** begin **
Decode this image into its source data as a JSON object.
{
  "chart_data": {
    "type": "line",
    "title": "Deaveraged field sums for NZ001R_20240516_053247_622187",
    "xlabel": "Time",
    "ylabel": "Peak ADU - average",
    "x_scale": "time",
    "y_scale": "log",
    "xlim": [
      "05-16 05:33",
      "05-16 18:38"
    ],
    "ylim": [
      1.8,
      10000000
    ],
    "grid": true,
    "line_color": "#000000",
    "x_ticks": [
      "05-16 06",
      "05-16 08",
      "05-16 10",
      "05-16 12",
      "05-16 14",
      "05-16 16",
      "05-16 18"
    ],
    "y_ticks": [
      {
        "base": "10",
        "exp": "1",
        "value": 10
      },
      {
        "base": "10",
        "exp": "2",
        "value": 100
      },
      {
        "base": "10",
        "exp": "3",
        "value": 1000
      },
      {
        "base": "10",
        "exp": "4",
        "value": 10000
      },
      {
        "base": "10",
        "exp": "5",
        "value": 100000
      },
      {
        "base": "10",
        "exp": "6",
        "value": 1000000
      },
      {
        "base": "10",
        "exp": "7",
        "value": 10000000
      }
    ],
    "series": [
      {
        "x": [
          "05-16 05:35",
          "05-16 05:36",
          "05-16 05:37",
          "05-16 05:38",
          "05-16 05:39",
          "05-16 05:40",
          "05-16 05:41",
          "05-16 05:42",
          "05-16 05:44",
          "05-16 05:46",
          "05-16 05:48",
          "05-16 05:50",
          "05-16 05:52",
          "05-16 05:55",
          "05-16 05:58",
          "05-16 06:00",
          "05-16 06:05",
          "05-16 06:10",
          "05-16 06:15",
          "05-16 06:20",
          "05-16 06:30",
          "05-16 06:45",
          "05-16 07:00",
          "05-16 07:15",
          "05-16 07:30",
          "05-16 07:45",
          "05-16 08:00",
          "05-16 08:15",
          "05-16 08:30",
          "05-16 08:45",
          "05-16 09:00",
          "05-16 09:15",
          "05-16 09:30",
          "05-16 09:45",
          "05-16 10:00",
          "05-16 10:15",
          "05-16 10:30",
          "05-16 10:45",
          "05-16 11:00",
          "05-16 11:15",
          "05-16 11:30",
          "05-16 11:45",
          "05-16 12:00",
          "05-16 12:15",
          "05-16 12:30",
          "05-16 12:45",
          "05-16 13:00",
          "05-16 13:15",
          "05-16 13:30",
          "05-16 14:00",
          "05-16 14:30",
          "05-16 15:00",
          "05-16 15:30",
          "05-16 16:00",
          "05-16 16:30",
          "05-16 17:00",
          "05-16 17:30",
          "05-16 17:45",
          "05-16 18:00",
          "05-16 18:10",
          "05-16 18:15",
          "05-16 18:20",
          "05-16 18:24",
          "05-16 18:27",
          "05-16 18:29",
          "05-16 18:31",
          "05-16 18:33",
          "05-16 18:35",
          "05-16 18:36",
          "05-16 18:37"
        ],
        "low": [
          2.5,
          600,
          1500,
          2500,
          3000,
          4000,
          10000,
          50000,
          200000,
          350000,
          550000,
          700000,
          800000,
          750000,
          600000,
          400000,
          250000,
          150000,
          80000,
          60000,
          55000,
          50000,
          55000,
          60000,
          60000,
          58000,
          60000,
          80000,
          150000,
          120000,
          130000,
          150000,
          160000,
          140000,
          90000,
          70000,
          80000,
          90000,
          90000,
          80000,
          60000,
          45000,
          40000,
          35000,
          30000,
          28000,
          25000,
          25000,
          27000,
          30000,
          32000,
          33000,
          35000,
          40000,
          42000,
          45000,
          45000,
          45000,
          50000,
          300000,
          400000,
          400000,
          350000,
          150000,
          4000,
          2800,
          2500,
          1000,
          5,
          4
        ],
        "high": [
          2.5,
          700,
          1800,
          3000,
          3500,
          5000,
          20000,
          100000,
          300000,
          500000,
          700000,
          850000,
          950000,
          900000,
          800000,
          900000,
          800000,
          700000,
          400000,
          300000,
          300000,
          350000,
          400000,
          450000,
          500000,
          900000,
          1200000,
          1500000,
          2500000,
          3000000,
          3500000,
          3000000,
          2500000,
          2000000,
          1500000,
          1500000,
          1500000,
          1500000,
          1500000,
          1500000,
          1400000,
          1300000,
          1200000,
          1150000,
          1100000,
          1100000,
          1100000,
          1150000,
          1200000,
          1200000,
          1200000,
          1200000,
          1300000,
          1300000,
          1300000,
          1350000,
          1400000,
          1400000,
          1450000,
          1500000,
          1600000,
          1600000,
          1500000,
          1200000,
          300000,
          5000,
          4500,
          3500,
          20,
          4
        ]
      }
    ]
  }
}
** end **
### Problem description
Every line above should be printed again exactly as it stands.

### Correct output
Decode this image into its source data as a JSON object.
{
  "chart_data": {
    "type": "line",
    "title": "Deaveraged field sums for NZ001R_20240516_053247_622187",
    "xlabel": "Time",
    "ylabel": "Peak ADU - average",
    "x_scale": "time",
    "y_scale": "log",
    "xlim": [
      "05-16 05:33",
      "05-16 18:38"
    ],
    "ylim": [
      1.8,
      10000000
    ],
    "grid": true,
    "line_color": "#000000",
    "x_ticks": [
      "05-16 06",
      "05-16 08",
      "05-16 10",
      "05-16 12",
      "05-16 14",
      "05-16 16",
      "05-16 18"
    ],
    "y_ticks": [
      {
        "base": "10",
        "exp": "1",
        "value": 10
      },
      {
        "base": "10",
        "exp": "2",
        "value": 100
      },
      {
        "base": "10",
        "exp": "3",
        "value": 1000
      },
      {
        "base": "10",
        "exp": "4",
        "value": 10000
      },
      {
        "base": "10",
        "exp": "5",
        "value": 100000
      },
      {
        "base": "10",
        "exp": "6",
        "value": 1000000
      },
      {
        "base": "10",
        "exp": "7",
        "value": 10000000
      }
    ],
    "series": [
      {
        "x": [
          "05-16 05:35",
          "05-16 05:36",
          "05-16 05:37",
          "05-16 05:38",
          "05-16 05:39",
          "05-16 05:40",
          "05-16 05:41",
          "05-16 05:42",
          "05-16 05:44",
          "05-16 05:46",
          "05-16 05:48",
          "05-16 05:50",
          "05-16 05:52",
          "05-16 05:55",
          "05-16 05:58",
          "05-16 06:00",
          "05-16 06:05",
          "05-16 06:10",
          "05-16 06:15",
          "05-16 06:20",
          "05-16 06:30",
          "05-16 06:45",
          "05-16 07:00",
          "05-16 07:15",
          "05-16 07:30",
          "05-16 07:45",
          "05-16 08:00",
          "05-16 08:15",
          "05-16 08:30",
          "05-16 08:45",
          "05-16 09:00",
          "05-16 09:15",
          "05-16 09:30",
          "05-16 09:45",
          "05-16 10:00",
          "05-16 10:15",
          "05-16 10:30",
          "05-16 10:45",
          "05-16 11:00",
          "05-16 11:15",
          "05-16 11:30",
          "05-16 11:45",
          "05-16 12:00",
          "05-16 12:15",
          "05-16 12:30",
          "05-16 12:45",
          "05-16 13:00",
          "05-16 13:15",
          "05-16 13:30",
          "05-16 14:00",
          "05-16 14:30",
          "05-16 15:00",
          "05-16 15:30",
          "05-16 16:00",
          "05-16 16:30",
          "05-16 17:00",
          "05-16 17:30",
          "05-16 17:45",
          "05-16 18:00",
          "05-16 18:10",
          "05-16 18:15",
          "05-16 18:20",
          "05-16 18:24",
          "05-16 18:27",
          "05-16 18:29",
          "05-16 18:31",
          "05-16 18:33",
          "05-16 18:35",
          "05-16 18:36",
          "05-16 18:37"
        ],
        "low": [
          2.5,
          600,
          1500,
          2500,
          3000,
          4000,
          10000,
          50000,
          200000,
          350000,
          550000,
          700000,
          800000,
          750000,
          600000,
          400000,
          250000,
          150000,
          80000,
          60000,
          55000,
          50000,
          55000,
          60000,
          60000,
          58000,
          60000,
          80000,
          150000,
          120000,
          130000,
          150000,
          160000,
          140000,
          90000,
          70000,
          80000,
          90000,
          90000,
          80000,
          60000,
          45000,
          40000,
          35000,
          30000,
          28000,
          25000,
          25000,
          27000,
          30000,
          32000,
          33000,
          35000,
          40000,
          42000,
          45000,
          45000,
          45000,
          50000,
          300000,
          400000,
          400000,
          350000,
          150000,
          4000,
          2800,
          2500,
          1000,
          5,
          4
        ],
        "high": [
          2.5,
          700,
          1800,
          3000,
          3500,
          5000,
          20000,
          100000,
          300000,
          500000,
          700000,
          850000,
          950000,
          900000,
          800000,
          900000,
          800000,
          700000,
          400000,
          300000,
          300000,
          350000,
          400000,
          450000,
          500000,
          900000,
          1200000,
          1500000,
          2500000,
          3000000,
          3500000,
          3000000,
          2500000,
          2000000,
          1500000,
          1500000,
          1500000,
          1500000,
          1500000,
          1500000,
          1400000,
          1300000,
          1200000,
          1150000,
          1100000,
          1100000,
          1100000,
          1150000,
          1200000,
          1200000,
          1200000,
          1200000,
          1300000,
          1300000,
          1300000,
          1350000,
          1400000,
          1400000,
          1450000,
          1500000,
          1600000,
          1600000,
          1500000,
          1200000,
          300000,
          5000,
          4500,
          3500,
          20,
          4
        ]
      }
    ]
  }
}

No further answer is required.